_SUPPLIED MATERIAL_:
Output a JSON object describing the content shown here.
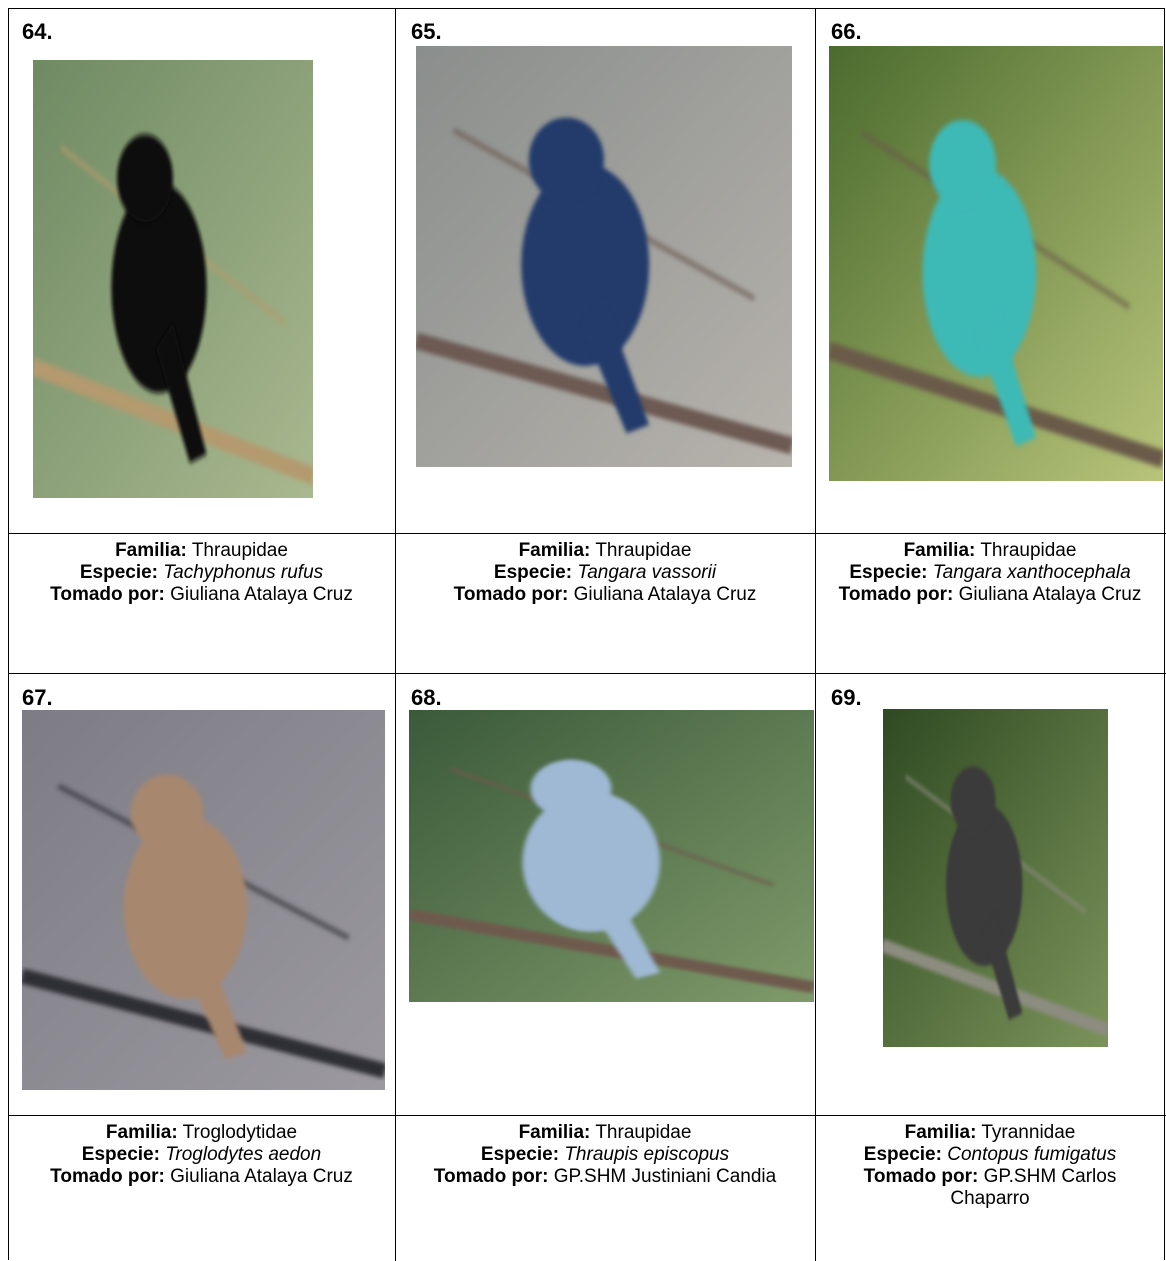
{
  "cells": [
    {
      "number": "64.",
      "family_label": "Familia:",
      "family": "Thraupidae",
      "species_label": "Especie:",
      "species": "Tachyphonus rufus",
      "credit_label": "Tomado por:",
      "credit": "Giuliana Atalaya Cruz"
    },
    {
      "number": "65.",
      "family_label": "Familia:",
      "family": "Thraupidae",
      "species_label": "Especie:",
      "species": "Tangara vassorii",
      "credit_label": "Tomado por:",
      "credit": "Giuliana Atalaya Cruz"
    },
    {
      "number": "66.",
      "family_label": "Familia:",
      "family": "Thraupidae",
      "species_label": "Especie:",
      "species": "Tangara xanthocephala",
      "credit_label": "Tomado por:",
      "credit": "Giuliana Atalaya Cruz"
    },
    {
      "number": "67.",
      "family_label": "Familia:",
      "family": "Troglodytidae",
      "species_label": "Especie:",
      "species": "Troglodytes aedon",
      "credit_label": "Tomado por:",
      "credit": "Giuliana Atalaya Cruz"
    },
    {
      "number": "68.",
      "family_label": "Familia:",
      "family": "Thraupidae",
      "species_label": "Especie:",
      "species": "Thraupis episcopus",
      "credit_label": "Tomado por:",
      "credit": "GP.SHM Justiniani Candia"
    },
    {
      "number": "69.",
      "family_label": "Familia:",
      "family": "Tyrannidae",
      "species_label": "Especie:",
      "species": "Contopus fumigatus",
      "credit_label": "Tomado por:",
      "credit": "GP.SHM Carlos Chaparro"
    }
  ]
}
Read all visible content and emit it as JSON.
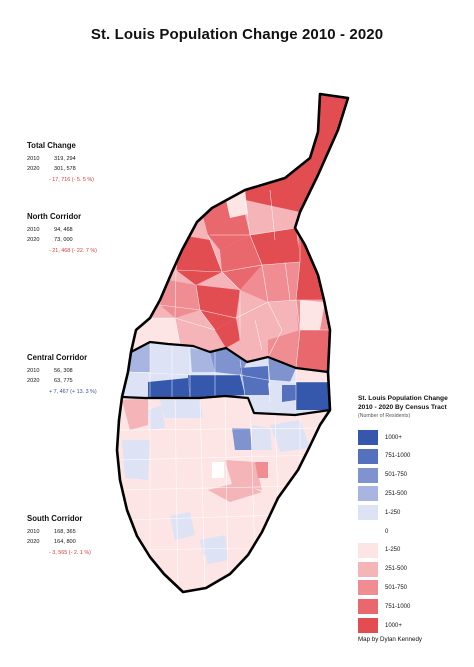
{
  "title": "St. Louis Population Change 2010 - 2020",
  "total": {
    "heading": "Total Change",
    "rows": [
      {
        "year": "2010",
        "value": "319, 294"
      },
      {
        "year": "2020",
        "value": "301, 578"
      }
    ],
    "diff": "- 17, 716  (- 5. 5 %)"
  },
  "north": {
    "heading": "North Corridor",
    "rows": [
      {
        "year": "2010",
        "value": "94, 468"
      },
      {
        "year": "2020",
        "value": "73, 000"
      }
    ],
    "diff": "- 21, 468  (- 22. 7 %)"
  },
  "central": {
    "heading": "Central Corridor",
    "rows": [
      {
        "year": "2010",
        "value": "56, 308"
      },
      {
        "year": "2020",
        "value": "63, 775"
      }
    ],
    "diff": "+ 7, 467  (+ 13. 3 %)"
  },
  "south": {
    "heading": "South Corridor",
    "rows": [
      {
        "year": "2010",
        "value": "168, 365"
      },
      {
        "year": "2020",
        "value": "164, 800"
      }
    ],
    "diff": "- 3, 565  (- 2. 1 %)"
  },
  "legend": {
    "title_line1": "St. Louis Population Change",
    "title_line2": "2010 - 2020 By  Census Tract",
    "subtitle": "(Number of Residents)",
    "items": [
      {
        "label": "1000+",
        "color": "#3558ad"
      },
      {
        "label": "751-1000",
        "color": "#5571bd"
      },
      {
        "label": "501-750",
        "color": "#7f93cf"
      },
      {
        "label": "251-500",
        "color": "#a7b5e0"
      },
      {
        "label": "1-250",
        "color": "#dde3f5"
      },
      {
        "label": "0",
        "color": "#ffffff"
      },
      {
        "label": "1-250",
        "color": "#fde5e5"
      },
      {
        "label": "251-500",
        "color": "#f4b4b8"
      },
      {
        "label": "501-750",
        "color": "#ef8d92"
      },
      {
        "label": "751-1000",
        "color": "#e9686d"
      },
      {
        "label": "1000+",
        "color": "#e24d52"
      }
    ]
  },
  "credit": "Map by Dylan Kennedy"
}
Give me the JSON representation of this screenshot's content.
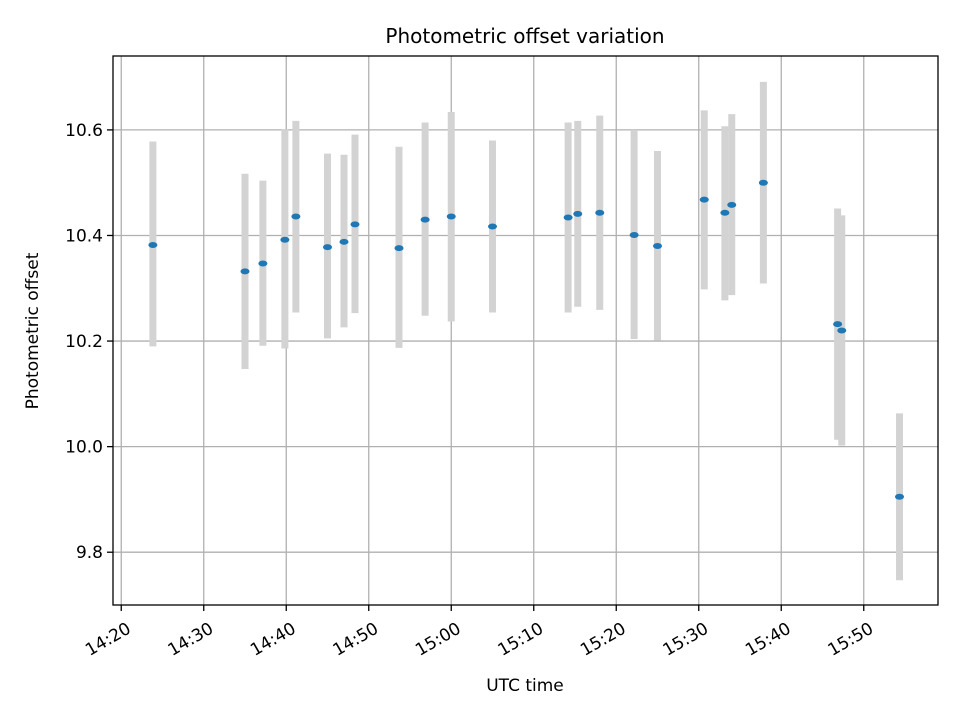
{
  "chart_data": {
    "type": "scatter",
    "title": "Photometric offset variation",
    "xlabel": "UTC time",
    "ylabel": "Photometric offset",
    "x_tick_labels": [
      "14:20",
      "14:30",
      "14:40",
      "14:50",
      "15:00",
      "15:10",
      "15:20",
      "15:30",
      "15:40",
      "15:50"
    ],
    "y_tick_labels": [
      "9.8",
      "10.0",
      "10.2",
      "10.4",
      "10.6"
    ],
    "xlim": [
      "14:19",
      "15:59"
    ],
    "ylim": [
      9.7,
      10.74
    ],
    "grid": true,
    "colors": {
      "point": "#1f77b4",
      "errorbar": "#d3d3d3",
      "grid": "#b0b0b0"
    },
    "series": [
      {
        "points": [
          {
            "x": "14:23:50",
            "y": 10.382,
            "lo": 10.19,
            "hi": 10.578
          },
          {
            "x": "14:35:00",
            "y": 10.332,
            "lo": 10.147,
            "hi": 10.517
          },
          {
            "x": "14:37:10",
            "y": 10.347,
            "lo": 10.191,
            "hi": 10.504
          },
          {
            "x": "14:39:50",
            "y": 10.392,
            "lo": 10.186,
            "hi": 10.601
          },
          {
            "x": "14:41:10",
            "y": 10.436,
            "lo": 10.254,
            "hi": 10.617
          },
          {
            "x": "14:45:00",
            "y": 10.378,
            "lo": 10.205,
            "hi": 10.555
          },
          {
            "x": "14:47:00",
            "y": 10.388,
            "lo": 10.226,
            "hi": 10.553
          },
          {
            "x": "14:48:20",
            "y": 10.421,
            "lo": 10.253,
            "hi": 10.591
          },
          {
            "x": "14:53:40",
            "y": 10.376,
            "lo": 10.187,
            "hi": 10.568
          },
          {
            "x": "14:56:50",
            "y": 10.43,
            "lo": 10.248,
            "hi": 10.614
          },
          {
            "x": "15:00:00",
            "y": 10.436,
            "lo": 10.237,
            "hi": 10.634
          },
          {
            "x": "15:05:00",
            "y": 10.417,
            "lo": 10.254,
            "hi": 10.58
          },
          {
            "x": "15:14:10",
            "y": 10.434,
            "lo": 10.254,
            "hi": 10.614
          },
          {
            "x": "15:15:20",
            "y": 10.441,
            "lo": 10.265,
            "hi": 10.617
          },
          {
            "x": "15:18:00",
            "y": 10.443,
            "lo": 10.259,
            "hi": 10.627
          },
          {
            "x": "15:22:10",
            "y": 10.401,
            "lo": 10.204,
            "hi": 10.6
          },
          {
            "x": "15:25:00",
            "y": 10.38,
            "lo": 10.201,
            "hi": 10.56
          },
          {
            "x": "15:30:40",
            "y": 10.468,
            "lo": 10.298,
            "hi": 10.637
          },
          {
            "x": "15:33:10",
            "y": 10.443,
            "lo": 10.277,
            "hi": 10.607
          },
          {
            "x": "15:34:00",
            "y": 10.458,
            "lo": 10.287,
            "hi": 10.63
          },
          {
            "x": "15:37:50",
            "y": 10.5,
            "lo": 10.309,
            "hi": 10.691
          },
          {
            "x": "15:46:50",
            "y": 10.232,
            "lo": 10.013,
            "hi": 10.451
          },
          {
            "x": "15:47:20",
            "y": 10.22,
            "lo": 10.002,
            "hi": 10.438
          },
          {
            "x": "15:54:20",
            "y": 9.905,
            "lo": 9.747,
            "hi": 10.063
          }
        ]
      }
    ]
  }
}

_EXERCISE INSTRUCTIONS_: All of the lines above should be printed exactly, minus the pictures.

_REPLY_:
Output a JSON object describing the content shown here.
{
  "cells": [
    {
      "number": "64.",
      "family_label": "Familia:",
      "family": "Thraupidae",
      "species_label": "Especie:",
      "species": "Tachyphonus rufus",
      "credit_label": "Tomado por:",
      "credit": "Giuliana Atalaya Cruz"
    },
    {
      "number": "65.",
      "family_label": "Familia:",
      "family": "Thraupidae",
      "species_label": "Especie:",
      "species": "Tangara vassorii",
      "credit_label": "Tomado por:",
      "credit": "Giuliana Atalaya Cruz"
    },
    {
      "number": "66.",
      "family_label": "Familia:",
      "family": "Thraupidae",
      "species_label": "Especie:",
      "species": "Tangara xanthocephala",
      "credit_label": "Tomado por:",
      "credit": "Giuliana Atalaya Cruz"
    },
    {
      "number": "67.",
      "family_label": "Familia:",
      "family": "Troglodytidae",
      "species_label": "Especie:",
      "species": "Troglodytes aedon",
      "credit_label": "Tomado por:",
      "credit": "Giuliana Atalaya Cruz"
    },
    {
      "number": "68.",
      "family_label": "Familia:",
      "family": "Thraupidae",
      "species_label": "Especie:",
      "species": "Thraupis episcopus",
      "credit_label": "Tomado por:",
      "credit": "GP.SHM Justiniani Candia"
    },
    {
      "number": "69.",
      "family_label": "Familia:",
      "family": "Tyrannidae",
      "species_label": "Especie:",
      "species": "Contopus fumigatus",
      "credit_label": "Tomado por:",
      "credit": "GP.SHM Carlos Chaparro"
    }
  ]
}
Read all visible content and emit it as JSON.
{
  "title": "St. Louis Population Change 2010 - 2020",
  "total": {
    "heading": "Total Change",
    "rows": [
      {
        "year": "2010",
        "value": "319, 294"
      },
      {
        "year": "2020",
        "value": "301, 578"
      }
    ],
    "diff": "- 17, 716  (- 5. 5 %)"
  },
  "north": {
    "heading": "North Corridor",
    "rows": [
      {
        "year": "2010",
        "value": "94, 468"
      },
      {
        "year": "2020",
        "value": "73, 000"
      }
    ],
    "diff": "- 21, 468  (- 22. 7 %)"
  },
  "central": {
    "heading": "Central Corridor",
    "rows": [
      {
        "year": "2010",
        "value": "56, 308"
      },
      {
        "year": "2020",
        "value": "63, 775"
      }
    ],
    "diff": "+ 7, 467  (+ 13. 3 %)"
  },
  "south": {
    "heading": "South Corridor",
    "rows": [
      {
        "year": "2010",
        "value": "168, 365"
      },
      {
        "year": "2020",
        "value": "164, 800"
      }
    ],
    "diff": "- 3, 565  (- 2. 1 %)"
  },
  "legend": {
    "title_line1": "St. Louis Population Change",
    "title_line2": "2010 - 2020 By  Census Tract",
    "subtitle": "(Number of Residents)",
    "items": [
      {
        "label": "1000+",
        "color": "#3558ad"
      },
      {
        "label": "751-1000",
        "color": "#5571bd"
      },
      {
        "label": "501-750",
        "color": "#7f93cf"
      },
      {
        "label": "251-500",
        "color": "#a7b5e0"
      },
      {
        "label": "1-250",
        "color": "#dde3f5"
      },
      {
        "label": "0",
        "color": "#ffffff"
      },
      {
        "label": "1-250",
        "color": "#fde5e5"
      },
      {
        "label": "251-500",
        "color": "#f4b4b8"
      },
      {
        "label": "501-750",
        "color": "#ef8d92"
      },
      {
        "label": "751-1000",
        "color": "#e9686d"
      },
      {
        "label": "1000+",
        "color": "#e24d52"
      }
    ]
  },
  "credit": "Map by Dylan Kennedy"
}
Give me the JSON representation of this screenshot's content.
{
  "chart_data": {
    "type": "scatter",
    "title": "Photometric offset variation",
    "xlabel": "UTC time",
    "ylabel": "Photometric offset",
    "x_tick_labels": [
      "14:20",
      "14:30",
      "14:40",
      "14:50",
      "15:00",
      "15:10",
      "15:20",
      "15:30",
      "15:40",
      "15:50"
    ],
    "y_tick_labels": [
      "9.8",
      "10.0",
      "10.2",
      "10.4",
      "10.6"
    ],
    "xlim": [
      "14:19",
      "15:59"
    ],
    "ylim": [
      9.7,
      10.74
    ],
    "grid": true,
    "colors": {
      "point": "#1f77b4",
      "errorbar": "#d3d3d3",
      "grid": "#b0b0b0"
    },
    "series": [
      {
        "points": [
          {
            "x": "14:23:50",
            "y": 10.382,
            "lo": 10.19,
            "hi": 10.578
          },
          {
            "x": "14:35:00",
            "y": 10.332,
            "lo": 10.147,
            "hi": 10.517
          },
          {
            "x": "14:37:10",
            "y": 10.347,
            "lo": 10.191,
            "hi": 10.504
          },
          {
            "x": "14:39:50",
            "y": 10.392,
            "lo": 10.186,
            "hi": 10.601
          },
          {
            "x": "14:41:10",
            "y": 10.436,
            "lo": 10.254,
            "hi": 10.617
          },
          {
            "x": "14:45:00",
            "y": 10.378,
            "lo": 10.205,
            "hi": 10.555
          },
          {
            "x": "14:47:00",
            "y": 10.388,
            "lo": 10.226,
            "hi": 10.553
          },
          {
            "x": "14:48:20",
            "y": 10.421,
            "lo": 10.253,
            "hi": 10.591
          },
          {
            "x": "14:53:40",
            "y": 10.376,
            "lo": 10.187,
            "hi": 10.568
          },
          {
            "x": "14:56:50",
            "y": 10.43,
            "lo": 10.248,
            "hi": 10.614
          },
          {
            "x": "15:00:00",
            "y": 10.436,
            "lo": 10.237,
            "hi": 10.634
          },
          {
            "x": "15:05:00",
            "y": 10.417,
            "lo": 10.254,
            "hi": 10.58
          },
          {
            "x": "15:14:10",
            "y": 10.434,
            "lo": 10.254,
            "hi": 10.614
          },
          {
            "x": "15:15:20",
            "y": 10.441,
            "lo": 10.265,
            "hi": 10.617
          },
          {
            "x": "15:18:00",
            "y": 10.443,
            "lo": 10.259,
            "hi": 10.627
          },
          {
            "x": "15:22:10",
            "y": 10.401,
            "lo": 10.204,
            "hi": 10.6
          },
          {
            "x": "15:25:00",
            "y": 10.38,
            "lo": 10.201,
            "hi": 10.56
          },
          {
            "x": "15:30:40",
            "y": 10.468,
            "lo": 10.298,
            "hi": 10.637
          },
          {
            "x": "15:33:10",
            "y": 10.443,
            "lo": 10.277,
            "hi": 10.607
          },
          {
            "x": "15:34:00",
            "y": 10.458,
            "lo": 10.287,
            "hi": 10.63
          },
          {
            "x": "15:37:50",
            "y": 10.5,
            "lo": 10.309,
            "hi": 10.691
          },
          {
            "x": "15:46:50",
            "y": 10.232,
            "lo": 10.013,
            "hi": 10.451
          },
          {
            "x": "15:47:20",
            "y": 10.22,
            "lo": 10.002,
            "hi": 10.438
          },
          {
            "x": "15:54:20",
            "y": 9.905,
            "lo": 9.747,
            "hi": 10.063
          }
        ]
      }
    ]
  }
}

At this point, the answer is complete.